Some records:
::::::

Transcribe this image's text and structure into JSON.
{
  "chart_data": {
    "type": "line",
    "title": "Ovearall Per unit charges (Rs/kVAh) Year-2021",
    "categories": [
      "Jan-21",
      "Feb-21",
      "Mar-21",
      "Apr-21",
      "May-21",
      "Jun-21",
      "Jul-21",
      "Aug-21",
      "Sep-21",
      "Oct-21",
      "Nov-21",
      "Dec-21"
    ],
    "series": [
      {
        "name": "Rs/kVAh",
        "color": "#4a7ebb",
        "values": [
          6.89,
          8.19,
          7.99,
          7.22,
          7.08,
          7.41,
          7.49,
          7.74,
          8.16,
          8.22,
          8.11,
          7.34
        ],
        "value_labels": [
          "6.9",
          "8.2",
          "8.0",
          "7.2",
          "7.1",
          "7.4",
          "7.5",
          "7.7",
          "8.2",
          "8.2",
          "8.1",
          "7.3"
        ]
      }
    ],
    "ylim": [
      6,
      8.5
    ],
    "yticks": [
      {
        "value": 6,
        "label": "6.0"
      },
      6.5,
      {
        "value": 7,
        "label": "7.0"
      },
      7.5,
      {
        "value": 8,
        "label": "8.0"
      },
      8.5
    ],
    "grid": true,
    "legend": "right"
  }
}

::::::

What you are asked to do: Quote all the records. Keep every word exact.

Exercise result:
Transcribe this image's text and structure into JSON.
{
  "chart_data": {
    "type": "line",
    "title": "Ovearall Per unit charges (Rs/kVAh) Year-2021",
    "categories": [
      "Jan-21",
      "Feb-21",
      "Mar-21",
      "Apr-21",
      "May-21",
      "Jun-21",
      "Jul-21",
      "Aug-21",
      "Sep-21",
      "Oct-21",
      "Nov-21",
      "Dec-21"
    ],
    "series": [
      {
        "name": "Rs/kVAh",
        "color": "#4a7ebb",
        "values": [
          6.89,
          8.19,
          7.99,
          7.22,
          7.08,
          7.41,
          7.49,
          7.74,
          8.16,
          8.22,
          8.11,
          7.34
        ],
        "value_labels": [
          "6.9",
          "8.2",
          "8.0",
          "7.2",
          "7.1",
          "7.4",
          "7.5",
          "7.7",
          "8.2",
          "8.2",
          "8.1",
          "7.3"
        ]
      }
    ],
    "ylim": [
      6,
      8.5
    ],
    "yticks": [
      {
        "value": 6,
        "label": "6.0"
      },
      6.5,
      {
        "value": 7,
        "label": "7.0"
      },
      7.5,
      {
        "value": 8,
        "label": "8.0"
      },
      8.5
    ],
    "grid": true,
    "legend": "right"
  }
}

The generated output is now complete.